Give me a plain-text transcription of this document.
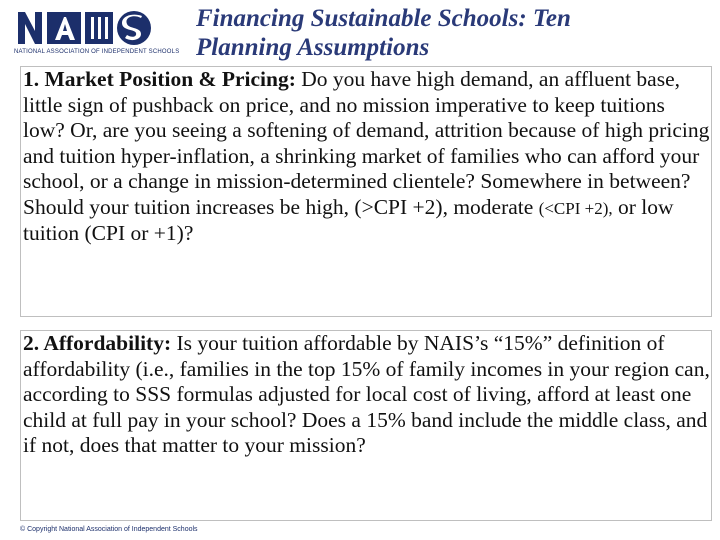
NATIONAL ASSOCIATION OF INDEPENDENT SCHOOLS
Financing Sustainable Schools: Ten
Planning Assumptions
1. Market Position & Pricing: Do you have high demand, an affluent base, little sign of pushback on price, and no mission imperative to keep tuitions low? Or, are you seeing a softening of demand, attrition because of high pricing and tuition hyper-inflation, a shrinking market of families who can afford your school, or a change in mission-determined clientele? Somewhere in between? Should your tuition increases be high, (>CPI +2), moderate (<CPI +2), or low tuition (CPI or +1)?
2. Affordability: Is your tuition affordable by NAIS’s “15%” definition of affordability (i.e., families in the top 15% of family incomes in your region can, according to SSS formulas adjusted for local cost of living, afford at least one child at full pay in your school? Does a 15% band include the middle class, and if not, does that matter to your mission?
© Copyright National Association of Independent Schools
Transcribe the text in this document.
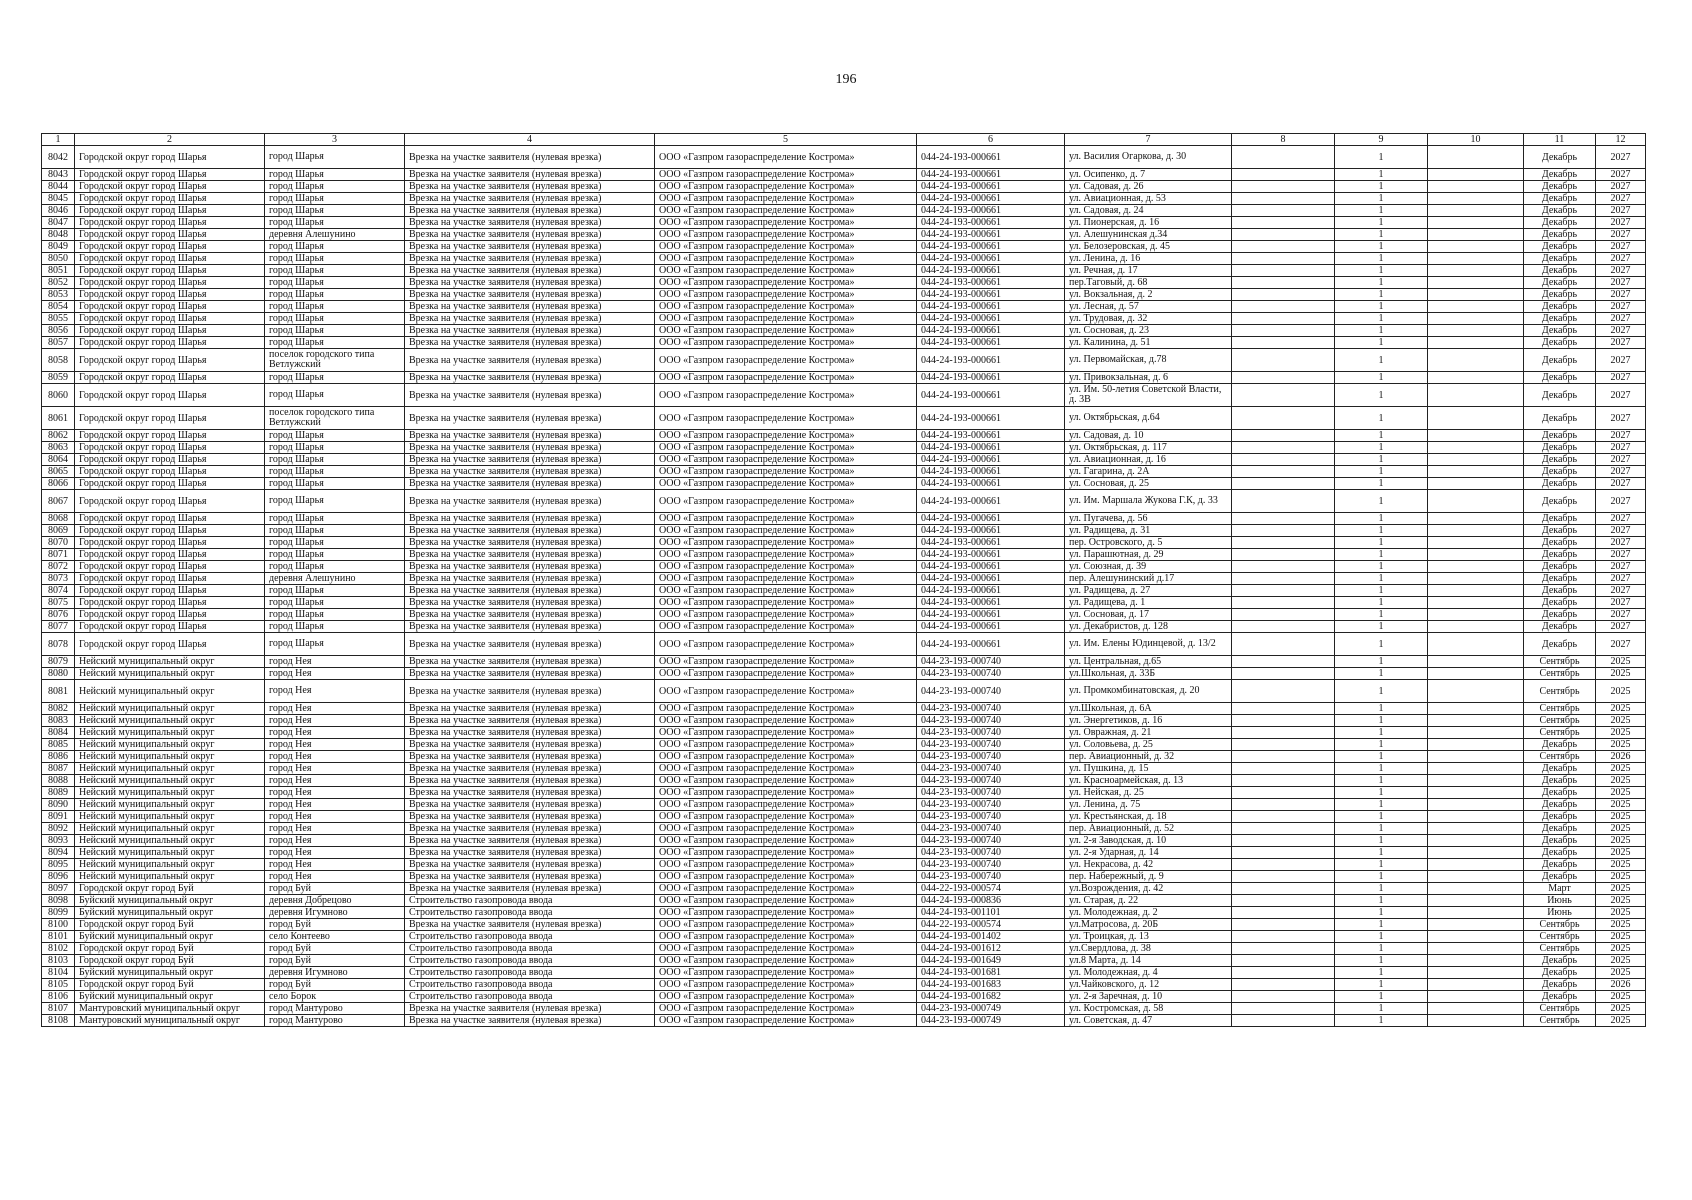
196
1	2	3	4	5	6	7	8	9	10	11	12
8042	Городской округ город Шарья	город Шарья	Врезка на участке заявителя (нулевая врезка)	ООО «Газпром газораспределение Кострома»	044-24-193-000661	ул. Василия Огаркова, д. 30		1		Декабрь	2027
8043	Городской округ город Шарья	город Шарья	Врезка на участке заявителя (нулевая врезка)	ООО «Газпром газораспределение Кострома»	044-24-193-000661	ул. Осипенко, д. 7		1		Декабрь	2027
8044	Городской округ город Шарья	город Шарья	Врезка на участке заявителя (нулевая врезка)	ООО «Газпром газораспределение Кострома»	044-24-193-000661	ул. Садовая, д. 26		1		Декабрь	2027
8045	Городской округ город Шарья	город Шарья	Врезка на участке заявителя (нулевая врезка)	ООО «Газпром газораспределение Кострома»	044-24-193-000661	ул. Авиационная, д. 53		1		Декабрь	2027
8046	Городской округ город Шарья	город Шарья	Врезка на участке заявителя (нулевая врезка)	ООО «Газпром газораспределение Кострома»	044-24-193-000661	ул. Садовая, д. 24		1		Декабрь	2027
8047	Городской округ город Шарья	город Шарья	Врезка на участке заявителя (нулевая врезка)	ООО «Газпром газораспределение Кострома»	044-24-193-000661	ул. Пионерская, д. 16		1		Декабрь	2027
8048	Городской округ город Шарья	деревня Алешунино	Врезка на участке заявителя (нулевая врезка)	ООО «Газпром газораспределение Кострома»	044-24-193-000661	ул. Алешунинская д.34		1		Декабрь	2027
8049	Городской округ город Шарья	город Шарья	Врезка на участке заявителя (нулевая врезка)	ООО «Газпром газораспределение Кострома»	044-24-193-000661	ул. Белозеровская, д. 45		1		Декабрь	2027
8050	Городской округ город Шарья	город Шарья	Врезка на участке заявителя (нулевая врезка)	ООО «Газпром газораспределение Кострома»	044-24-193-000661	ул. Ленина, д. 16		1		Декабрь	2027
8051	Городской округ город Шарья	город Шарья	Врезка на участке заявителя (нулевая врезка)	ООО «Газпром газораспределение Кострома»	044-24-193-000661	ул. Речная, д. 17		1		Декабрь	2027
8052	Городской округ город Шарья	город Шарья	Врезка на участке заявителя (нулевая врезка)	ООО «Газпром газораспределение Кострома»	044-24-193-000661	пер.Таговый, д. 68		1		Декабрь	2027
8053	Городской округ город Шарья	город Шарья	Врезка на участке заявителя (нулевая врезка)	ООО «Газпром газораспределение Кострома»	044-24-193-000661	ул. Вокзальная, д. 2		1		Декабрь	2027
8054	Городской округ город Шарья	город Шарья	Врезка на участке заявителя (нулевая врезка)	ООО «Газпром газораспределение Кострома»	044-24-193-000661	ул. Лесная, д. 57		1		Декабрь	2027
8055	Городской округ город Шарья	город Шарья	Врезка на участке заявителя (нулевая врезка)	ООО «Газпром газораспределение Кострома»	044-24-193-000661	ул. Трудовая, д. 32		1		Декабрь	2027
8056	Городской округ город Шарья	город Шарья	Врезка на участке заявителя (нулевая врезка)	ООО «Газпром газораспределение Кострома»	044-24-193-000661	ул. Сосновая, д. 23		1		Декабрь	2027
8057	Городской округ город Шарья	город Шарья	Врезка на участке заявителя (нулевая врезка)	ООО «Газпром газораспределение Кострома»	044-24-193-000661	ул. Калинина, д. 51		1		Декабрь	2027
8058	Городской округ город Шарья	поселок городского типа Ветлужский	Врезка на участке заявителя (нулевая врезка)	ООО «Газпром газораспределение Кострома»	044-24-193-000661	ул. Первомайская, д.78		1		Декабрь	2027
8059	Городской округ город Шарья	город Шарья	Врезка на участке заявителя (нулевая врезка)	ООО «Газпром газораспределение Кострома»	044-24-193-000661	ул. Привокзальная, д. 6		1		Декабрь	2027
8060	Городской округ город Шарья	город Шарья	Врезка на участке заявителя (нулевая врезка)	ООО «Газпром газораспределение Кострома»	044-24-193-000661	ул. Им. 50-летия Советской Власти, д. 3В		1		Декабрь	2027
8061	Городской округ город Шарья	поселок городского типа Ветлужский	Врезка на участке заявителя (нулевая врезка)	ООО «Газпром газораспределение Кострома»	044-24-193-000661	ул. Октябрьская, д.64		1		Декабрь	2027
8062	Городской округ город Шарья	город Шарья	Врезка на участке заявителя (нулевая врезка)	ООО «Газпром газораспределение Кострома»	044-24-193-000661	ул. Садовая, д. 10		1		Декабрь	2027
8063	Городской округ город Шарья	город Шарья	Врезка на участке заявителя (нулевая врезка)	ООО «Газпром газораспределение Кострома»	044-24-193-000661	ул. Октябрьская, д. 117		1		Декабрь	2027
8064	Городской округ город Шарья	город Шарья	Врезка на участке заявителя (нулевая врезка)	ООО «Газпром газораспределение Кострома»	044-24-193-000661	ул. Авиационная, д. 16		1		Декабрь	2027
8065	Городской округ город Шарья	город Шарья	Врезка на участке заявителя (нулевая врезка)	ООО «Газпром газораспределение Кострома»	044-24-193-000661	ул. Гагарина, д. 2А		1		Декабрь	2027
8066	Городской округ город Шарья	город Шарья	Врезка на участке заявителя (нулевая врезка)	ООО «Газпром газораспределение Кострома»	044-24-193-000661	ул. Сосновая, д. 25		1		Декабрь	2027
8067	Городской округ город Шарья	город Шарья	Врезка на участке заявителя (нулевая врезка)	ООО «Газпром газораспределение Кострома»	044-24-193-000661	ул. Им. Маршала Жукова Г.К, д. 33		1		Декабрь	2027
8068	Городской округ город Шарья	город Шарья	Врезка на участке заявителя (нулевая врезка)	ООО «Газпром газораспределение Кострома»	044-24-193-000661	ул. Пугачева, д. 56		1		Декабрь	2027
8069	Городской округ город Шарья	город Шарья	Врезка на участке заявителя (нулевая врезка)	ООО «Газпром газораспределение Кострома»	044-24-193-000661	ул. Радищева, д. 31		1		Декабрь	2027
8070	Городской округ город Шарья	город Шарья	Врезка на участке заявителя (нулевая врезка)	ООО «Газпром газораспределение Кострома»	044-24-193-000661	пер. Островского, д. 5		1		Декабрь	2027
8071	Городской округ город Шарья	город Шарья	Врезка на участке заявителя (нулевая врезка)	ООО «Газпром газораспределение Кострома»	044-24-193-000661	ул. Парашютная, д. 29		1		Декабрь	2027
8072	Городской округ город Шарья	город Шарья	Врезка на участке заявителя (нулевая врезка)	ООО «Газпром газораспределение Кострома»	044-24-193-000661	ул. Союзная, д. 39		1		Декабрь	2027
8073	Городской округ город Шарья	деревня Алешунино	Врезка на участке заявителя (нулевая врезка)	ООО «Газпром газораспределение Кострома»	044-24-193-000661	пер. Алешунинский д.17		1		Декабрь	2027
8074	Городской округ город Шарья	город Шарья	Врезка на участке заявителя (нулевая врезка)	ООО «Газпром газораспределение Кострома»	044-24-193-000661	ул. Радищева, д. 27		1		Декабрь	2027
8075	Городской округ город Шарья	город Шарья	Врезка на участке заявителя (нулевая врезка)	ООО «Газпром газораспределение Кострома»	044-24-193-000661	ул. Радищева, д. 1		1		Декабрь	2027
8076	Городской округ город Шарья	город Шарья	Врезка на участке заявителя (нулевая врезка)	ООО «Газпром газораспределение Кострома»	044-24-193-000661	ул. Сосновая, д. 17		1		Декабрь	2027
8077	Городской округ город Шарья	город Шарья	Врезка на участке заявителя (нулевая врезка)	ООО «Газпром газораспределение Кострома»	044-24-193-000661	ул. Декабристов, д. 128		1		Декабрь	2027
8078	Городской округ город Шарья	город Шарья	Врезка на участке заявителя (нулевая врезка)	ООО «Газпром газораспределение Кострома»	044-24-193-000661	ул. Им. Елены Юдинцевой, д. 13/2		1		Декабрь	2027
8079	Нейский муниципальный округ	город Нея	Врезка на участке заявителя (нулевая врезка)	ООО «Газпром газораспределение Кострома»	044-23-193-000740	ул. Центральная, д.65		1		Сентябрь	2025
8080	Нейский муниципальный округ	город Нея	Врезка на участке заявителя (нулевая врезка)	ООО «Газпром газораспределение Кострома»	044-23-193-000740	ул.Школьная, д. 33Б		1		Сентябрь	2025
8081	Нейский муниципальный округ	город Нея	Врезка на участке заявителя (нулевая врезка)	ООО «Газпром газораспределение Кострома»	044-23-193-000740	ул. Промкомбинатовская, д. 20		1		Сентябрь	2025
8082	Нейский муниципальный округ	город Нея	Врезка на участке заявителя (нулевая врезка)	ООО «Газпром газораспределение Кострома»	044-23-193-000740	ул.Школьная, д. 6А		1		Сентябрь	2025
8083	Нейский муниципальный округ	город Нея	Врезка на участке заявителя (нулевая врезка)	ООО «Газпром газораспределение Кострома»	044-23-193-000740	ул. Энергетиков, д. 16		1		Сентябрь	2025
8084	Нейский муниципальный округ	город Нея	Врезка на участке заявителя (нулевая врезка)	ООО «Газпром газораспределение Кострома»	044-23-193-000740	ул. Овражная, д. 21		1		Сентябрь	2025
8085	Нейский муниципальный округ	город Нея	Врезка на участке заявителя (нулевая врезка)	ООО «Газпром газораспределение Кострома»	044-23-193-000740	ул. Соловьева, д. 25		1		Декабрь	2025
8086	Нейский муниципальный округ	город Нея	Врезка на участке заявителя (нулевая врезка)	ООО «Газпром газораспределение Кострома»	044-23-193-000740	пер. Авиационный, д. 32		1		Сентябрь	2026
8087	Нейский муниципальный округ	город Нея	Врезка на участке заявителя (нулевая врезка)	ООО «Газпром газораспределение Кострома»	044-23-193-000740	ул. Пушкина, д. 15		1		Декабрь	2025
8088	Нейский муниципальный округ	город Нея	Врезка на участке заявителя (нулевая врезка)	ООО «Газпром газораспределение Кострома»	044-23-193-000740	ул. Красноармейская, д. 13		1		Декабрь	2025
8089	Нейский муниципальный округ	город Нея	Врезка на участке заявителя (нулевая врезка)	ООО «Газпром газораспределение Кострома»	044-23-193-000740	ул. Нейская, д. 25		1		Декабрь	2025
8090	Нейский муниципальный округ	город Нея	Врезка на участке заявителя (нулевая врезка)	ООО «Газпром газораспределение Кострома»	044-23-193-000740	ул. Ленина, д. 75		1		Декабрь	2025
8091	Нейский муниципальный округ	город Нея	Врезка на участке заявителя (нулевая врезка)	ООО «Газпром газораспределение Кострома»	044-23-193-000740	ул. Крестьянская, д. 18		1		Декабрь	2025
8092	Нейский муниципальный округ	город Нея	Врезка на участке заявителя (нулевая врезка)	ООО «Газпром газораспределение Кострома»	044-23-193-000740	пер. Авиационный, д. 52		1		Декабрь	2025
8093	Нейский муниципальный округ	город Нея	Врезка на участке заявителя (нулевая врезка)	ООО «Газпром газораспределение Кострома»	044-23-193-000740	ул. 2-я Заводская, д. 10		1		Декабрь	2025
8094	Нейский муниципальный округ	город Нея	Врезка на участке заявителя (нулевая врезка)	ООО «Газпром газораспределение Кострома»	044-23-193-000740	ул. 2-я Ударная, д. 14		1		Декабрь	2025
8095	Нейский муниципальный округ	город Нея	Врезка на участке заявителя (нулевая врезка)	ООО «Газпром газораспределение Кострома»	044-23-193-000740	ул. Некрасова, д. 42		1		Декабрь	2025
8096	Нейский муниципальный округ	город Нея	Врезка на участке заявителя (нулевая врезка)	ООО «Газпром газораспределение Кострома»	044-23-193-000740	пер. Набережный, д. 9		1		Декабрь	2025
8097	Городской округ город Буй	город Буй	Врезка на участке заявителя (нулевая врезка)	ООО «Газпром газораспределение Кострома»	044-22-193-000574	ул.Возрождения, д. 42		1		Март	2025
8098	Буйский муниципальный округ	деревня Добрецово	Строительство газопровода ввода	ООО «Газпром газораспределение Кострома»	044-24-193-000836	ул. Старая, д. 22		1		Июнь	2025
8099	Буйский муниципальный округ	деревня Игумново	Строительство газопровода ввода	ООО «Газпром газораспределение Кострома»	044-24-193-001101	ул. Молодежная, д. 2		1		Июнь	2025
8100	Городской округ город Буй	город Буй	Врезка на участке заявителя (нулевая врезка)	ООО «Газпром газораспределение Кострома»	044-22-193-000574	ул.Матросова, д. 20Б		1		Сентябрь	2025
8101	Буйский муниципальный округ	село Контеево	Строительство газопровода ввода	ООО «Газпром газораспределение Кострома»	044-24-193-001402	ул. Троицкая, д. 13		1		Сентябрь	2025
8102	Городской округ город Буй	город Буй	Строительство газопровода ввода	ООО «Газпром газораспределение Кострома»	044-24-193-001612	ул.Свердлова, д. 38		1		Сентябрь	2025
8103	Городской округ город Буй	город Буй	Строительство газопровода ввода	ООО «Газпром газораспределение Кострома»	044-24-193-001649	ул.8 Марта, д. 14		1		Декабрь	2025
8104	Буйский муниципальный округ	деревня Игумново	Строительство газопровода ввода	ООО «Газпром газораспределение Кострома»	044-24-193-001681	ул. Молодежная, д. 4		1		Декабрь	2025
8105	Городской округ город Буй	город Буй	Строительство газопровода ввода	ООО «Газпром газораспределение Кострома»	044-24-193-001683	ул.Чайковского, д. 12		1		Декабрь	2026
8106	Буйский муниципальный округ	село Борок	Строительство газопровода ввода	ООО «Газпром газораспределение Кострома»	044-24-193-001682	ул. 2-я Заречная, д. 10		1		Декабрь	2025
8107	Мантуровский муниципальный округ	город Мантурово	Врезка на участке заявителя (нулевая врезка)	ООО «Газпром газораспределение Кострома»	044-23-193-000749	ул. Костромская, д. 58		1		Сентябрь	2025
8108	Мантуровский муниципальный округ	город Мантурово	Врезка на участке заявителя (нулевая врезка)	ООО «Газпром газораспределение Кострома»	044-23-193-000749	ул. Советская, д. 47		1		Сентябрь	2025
————
WRITTEN TASK: Tell how many lines in the material contain the word "Школьная". Only the number is wanted.

CORRECT OUTPUT: 2